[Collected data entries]
□ □ □ □ □ □ □

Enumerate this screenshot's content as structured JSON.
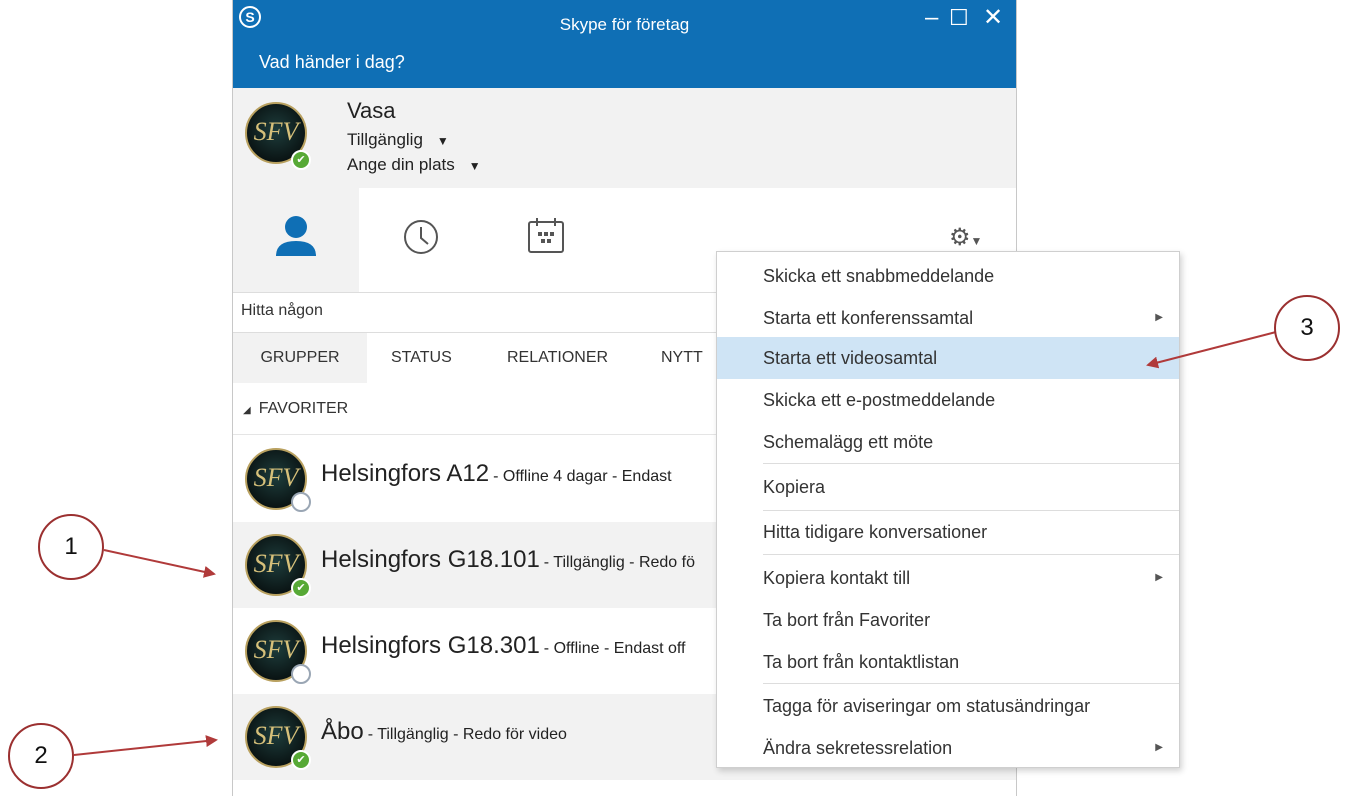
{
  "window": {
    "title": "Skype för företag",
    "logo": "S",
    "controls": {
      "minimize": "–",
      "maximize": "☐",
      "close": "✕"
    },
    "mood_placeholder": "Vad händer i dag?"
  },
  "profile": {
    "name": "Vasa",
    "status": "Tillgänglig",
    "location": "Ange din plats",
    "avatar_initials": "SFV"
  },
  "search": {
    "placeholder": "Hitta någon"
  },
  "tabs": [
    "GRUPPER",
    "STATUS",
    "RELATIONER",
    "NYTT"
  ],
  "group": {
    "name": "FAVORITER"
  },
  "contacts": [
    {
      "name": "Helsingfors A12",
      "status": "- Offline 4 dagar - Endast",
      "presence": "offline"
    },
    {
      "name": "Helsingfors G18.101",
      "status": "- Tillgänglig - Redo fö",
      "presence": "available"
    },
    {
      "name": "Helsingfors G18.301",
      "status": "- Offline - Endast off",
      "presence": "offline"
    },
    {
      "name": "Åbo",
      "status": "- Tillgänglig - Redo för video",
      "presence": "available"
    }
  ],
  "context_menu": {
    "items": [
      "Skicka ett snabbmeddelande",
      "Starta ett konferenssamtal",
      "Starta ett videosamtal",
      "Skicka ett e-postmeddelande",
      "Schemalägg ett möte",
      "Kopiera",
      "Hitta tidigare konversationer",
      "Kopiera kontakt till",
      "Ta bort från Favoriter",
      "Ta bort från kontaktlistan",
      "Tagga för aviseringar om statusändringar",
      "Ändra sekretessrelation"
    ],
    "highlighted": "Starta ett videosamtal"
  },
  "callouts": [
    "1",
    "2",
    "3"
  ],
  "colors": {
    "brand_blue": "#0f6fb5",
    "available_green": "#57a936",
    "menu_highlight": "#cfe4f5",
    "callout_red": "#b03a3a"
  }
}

□ □ □ □ □ □ □

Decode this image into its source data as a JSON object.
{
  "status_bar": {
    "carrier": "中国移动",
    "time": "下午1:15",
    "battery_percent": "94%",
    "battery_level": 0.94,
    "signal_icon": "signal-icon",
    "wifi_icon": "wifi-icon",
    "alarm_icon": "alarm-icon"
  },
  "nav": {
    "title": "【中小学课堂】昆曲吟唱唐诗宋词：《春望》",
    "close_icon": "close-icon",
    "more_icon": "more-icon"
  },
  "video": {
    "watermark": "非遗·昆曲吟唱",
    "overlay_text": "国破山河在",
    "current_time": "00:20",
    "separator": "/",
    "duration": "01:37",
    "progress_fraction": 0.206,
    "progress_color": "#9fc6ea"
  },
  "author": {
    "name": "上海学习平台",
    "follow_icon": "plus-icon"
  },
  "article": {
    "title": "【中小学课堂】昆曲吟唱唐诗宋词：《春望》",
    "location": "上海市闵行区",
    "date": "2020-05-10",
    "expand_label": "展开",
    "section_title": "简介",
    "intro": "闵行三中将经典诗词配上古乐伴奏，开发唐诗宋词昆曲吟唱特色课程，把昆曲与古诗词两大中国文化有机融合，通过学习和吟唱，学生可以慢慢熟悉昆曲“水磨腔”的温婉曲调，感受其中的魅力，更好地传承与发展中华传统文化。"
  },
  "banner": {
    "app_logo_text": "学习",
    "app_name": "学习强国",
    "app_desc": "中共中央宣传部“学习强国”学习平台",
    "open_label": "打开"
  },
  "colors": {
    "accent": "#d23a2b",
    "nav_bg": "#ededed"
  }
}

□ □ □ □ □ □ □

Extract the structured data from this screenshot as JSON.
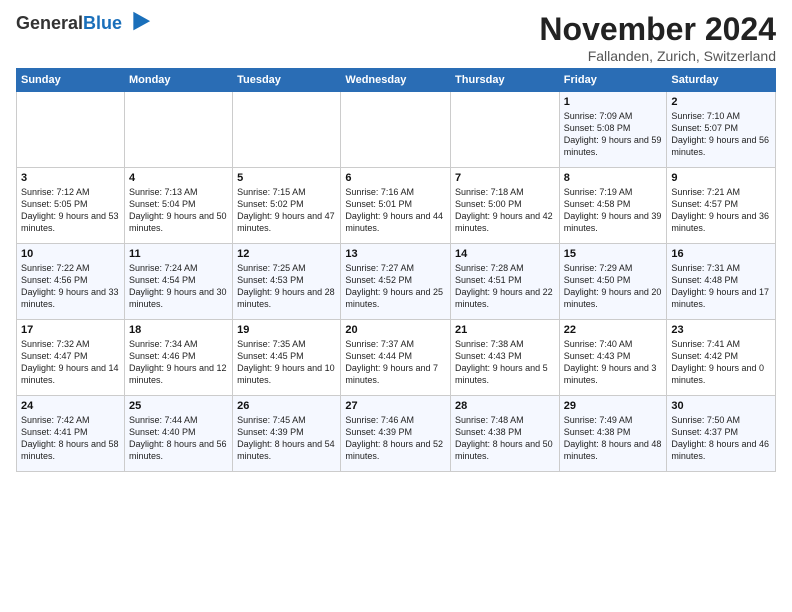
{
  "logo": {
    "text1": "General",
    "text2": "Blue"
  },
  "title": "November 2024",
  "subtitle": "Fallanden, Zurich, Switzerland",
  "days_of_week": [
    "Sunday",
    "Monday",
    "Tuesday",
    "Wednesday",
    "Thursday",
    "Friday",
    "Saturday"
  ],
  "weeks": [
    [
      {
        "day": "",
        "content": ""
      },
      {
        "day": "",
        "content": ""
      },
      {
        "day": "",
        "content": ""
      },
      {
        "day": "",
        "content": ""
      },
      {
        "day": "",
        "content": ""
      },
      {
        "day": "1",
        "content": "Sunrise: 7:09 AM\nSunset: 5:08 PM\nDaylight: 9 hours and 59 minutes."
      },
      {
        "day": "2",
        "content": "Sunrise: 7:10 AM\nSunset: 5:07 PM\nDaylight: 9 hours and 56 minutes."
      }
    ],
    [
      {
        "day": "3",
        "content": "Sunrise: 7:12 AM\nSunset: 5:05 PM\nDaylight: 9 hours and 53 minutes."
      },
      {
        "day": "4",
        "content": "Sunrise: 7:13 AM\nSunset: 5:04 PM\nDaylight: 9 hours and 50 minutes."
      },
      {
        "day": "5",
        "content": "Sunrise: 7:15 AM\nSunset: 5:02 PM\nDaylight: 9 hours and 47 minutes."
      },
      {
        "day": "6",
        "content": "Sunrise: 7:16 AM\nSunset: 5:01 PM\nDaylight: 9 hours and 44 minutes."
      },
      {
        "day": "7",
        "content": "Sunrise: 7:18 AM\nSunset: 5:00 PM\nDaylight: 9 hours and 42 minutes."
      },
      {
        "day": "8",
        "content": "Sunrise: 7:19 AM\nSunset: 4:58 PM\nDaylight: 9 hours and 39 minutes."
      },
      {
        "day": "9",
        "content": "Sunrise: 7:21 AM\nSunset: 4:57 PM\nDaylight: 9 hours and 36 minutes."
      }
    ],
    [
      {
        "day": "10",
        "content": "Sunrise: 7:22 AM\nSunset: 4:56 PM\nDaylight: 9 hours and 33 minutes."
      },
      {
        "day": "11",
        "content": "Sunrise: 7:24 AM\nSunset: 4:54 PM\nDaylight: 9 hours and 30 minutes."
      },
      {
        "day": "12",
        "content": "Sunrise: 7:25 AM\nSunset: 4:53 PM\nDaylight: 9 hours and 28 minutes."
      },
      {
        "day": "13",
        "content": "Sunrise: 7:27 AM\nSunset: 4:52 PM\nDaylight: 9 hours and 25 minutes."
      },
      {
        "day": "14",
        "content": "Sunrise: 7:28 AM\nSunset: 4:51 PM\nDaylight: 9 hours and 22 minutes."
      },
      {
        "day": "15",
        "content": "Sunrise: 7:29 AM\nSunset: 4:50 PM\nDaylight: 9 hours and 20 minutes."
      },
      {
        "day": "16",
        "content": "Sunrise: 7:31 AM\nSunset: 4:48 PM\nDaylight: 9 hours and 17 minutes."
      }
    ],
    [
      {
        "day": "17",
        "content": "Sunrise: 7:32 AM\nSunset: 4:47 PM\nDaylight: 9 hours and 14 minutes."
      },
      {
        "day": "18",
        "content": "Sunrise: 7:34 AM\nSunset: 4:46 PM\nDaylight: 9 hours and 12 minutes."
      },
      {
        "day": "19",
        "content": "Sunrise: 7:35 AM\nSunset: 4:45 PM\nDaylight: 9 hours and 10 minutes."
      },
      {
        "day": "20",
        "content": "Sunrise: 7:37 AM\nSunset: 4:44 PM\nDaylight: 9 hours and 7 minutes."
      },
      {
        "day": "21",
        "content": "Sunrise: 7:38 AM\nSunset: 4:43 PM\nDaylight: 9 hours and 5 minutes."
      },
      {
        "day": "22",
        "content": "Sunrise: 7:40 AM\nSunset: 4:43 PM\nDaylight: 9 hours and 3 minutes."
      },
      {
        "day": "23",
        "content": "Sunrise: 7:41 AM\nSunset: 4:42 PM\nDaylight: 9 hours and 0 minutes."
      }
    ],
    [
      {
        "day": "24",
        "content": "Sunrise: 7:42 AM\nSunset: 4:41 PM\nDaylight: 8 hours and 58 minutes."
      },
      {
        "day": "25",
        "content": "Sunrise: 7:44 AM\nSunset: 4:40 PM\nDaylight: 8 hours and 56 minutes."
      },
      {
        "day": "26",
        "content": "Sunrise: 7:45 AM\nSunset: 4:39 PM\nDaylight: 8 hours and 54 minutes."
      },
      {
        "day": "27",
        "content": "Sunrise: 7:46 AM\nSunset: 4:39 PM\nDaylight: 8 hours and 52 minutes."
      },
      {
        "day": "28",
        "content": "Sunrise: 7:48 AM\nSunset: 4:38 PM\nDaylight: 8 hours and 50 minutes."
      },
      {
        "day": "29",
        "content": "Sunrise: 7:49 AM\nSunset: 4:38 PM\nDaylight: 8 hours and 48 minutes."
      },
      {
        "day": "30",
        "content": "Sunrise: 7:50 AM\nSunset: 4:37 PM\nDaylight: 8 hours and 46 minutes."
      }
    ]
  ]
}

□ □ □ □ □ □ □

_What is needed_: From the listing above, copy out each line where the word "icon" appears.

_Worked solution_:
    "signal_icon": "signal-icon",
    "wifi_icon": "wifi-icon",
    "alarm_icon": "alarm-icon"
    "close_icon": "close-icon",
    "more_icon": "more-icon"
    "follow_icon": "plus-icon"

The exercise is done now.